→ Instruction: Make an exact copy of the listing below.

→ Input records:
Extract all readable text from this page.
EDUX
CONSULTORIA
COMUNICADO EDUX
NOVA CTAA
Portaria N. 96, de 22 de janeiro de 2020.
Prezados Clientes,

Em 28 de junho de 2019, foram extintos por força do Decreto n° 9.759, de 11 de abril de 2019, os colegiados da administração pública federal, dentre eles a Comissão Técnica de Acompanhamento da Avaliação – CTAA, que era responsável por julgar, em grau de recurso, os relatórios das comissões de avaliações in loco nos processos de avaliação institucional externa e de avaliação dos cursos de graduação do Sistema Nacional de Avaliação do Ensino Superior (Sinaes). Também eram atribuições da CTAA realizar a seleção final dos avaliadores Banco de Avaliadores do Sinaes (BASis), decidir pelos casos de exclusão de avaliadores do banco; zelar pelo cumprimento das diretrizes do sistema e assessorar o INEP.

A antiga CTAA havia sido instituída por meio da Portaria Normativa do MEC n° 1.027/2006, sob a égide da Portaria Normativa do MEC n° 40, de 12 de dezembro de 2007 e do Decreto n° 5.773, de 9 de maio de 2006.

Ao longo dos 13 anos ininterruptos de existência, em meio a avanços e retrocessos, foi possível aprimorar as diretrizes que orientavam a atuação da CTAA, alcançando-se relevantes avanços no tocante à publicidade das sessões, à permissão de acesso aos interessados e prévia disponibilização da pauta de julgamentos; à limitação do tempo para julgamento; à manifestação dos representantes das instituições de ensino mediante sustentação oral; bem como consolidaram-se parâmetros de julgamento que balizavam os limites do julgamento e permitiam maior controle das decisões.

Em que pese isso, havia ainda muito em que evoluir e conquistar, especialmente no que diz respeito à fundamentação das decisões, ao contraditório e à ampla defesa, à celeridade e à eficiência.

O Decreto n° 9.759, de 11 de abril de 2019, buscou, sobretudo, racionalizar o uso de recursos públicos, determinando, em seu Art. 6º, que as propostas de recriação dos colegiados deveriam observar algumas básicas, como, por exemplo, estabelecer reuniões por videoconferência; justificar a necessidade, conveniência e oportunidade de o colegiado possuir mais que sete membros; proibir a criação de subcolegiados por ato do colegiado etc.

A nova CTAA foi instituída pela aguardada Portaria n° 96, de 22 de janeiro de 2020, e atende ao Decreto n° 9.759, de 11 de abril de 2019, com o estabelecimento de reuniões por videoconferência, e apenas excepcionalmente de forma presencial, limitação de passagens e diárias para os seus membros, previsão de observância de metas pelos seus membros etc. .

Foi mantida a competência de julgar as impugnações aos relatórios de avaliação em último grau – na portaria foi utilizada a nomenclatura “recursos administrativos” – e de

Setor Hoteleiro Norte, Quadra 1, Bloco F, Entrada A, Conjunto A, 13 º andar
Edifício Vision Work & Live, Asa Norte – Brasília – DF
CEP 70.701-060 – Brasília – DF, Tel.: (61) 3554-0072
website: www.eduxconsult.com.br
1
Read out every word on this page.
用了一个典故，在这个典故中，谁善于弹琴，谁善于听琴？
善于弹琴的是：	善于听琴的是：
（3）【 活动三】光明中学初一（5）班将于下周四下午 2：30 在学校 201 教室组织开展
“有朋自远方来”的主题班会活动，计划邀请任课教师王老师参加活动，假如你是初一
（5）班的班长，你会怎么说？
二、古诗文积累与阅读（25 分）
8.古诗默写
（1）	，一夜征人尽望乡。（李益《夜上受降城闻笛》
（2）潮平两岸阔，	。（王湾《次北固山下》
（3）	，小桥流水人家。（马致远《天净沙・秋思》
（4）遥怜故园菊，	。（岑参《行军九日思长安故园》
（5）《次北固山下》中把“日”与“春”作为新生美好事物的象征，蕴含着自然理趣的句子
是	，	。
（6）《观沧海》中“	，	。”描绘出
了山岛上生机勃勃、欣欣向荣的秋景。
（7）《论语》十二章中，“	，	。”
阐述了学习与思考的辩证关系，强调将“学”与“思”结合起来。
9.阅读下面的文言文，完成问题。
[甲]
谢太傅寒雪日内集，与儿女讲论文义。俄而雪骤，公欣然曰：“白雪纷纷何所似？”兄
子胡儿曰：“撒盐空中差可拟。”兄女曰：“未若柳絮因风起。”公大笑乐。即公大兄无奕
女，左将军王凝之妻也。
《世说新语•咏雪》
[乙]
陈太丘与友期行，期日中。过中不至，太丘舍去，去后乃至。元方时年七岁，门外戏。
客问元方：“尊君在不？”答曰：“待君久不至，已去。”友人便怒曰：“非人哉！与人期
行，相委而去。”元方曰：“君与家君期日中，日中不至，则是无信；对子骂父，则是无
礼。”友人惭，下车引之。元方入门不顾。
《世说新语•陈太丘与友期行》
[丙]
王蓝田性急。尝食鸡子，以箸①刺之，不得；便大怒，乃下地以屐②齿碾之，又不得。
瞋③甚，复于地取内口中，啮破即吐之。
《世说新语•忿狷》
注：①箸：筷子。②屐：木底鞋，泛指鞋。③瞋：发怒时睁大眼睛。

→ Reply to the task:
Extract all readable text from this page.
EDUX
CONSULTORIA
COMUNICADO EDUX
NOVA CTAA
Portaria N. 96, de 22 de janeiro de 2020.
Prezados Clientes,

Em 28 de junho de 2019, foram extintos por força do Decreto n° 9.759, de 11 de abril de 2019, os colegiados da administração pública federal, dentre eles a Comissão Técnica de Acompanhamento da Avaliação – CTAA, que era responsável por julgar, em grau de recurso, os relatórios das comissões de avaliações in loco nos processos de avaliação institucional externa e de avaliação dos cursos de graduação do Sistema Nacional de Avaliação do Ensino Superior (Sinaes). Também eram atribuições da CTAA realizar a seleção final dos avaliadores Banco de Avaliadores do Sinaes (BASis), decidir pelos casos de exclusão de avaliadores do banco; zelar pelo cumprimento das diretrizes do sistema e assessorar o INEP.

A antiga CTAA havia sido instituída por meio da Portaria Normativa do MEC n° 1.027/2006, sob a égide da Portaria Normativa do MEC n° 40, de 12 de dezembro de 2007 e do Decreto n° 5.773, de 9 de maio de 2006.

Ao longo dos 13 anos ininterruptos de existência, em meio a avanços e retrocessos, foi possível aprimorar as diretrizes que orientavam a atuação da CTAA, alcançando-se relevantes avanços no tocante à publicidade das sessões, à permissão de acesso aos interessados e prévia disponibilização da pauta de julgamentos; à limitação do tempo para julgamento; à manifestação dos representantes das instituições de ensino mediante sustentação oral; bem como consolidaram-se parâmetros de julgamento que balizavam os limites do julgamento e permitiam maior controle das decisões.

Em que pese isso, havia ainda muito em que evoluir e conquistar, especialmente no que diz respeito à fundamentação das decisões, ao contraditório e à ampla defesa, à celeridade e à eficiência.

O Decreto n° 9.759, de 11 de abril de 2019, buscou, sobretudo, racionalizar o uso de recursos públicos, determinando, em seu Art. 6º, que as propostas de recriação dos colegiados deveriam observar algumas básicas, como, por exemplo, estabelecer reuniões por videoconferência; justificar a necessidade, conveniência e oportunidade de o colegiado possuir mais que sete membros; proibir a criação de subcolegiados por ato do colegiado etc.

A nova CTAA foi instituída pela aguardada Portaria n° 96, de 22 de janeiro de 2020, e atende ao Decreto n° 9.759, de 11 de abril de 2019, com o estabelecimento de reuniões por videoconferência, e apenas excepcionalmente de forma presencial, limitação de passagens e diárias para os seus membros, previsão de observância de metas pelos seus membros etc. .

Foi mantida a competência de julgar as impugnações aos relatórios de avaliação em último grau – na portaria foi utilizada a nomenclatura “recursos administrativos” – e de

Setor Hoteleiro Norte, Quadra 1, Bloco F, Entrada A, Conjunto A, 13 º andar
Edifício Vision Work & Live, Asa Norte – Brasília – DF
CEP 70.701-060 – Brasília – DF, Tel.: (61) 3554-0072
website: www.eduxconsult.com.br
1
Read out every word on this page.
用了一个典故，在这个典故中，谁善于弹琴，谁善于听琴？
善于弹琴的是：	善于听琴的是：
（3）【 活动三】光明中学初一（5）班将于下周四下午 2：30 在学校 201 教室组织开展
“有朋自远方来”的主题班会活动，计划邀请任课教师王老师参加活动，假如你是初一
（5）班的班长，你会怎么说？
二、古诗文积累与阅读（25 分）
8.古诗默写
（1）	，一夜征人尽望乡。（李益《夜上受降城闻笛》
（2）潮平两岸阔，	。（王湾《次北固山下》
（3）	，小桥流水人家。（马致远《天净沙・秋思》
（4）遥怜故园菊，	。（岑参《行军九日思长安故园》
（5）《次北固山下》中把“日”与“春”作为新生美好事物的象征，蕴含着自然理趣的句子
是	，	。
（6）《观沧海》中“	，	。”描绘出
了山岛上生机勃勃、欣欣向荣的秋景。
（7）《论语》十二章中，“	，	。”
阐述了学习与思考的辩证关系，强调将“学”与“思”结合起来。
9.阅读下面的文言文，完成问题。
[甲]
谢太傅寒雪日内集，与儿女讲论文义。俄而雪骤，公欣然曰：“白雪纷纷何所似？”兄
子胡儿曰：“撒盐空中差可拟。”兄女曰：“未若柳絮因风起。”公大笑乐。即公大兄无奕
女，左将军王凝之妻也。
《世说新语•咏雪》
[乙]
陈太丘与友期行，期日中。过中不至，太丘舍去，去后乃至。元方时年七岁，门外戏。
客问元方：“尊君在不？”答曰：“待君久不至，已去。”友人便怒曰：“非人哉！与人期
行，相委而去。”元方曰：“君与家君期日中，日中不至，则是无信；对子骂父，则是无
礼。”友人惭，下车引之。元方入门不顾。
《世说新语•陈太丘与友期行》
[丙]
王蓝田性急。尝食鸡子，以箸①刺之，不得；便大怒，乃下地以屐②齿碾之，又不得。
瞋③甚，复于地取内口中，啮破即吐之。
《世说新语•忿狷》
注：①箸：筷子。②屐：木底鞋，泛指鞋。③瞋：发怒时睁大眼睛。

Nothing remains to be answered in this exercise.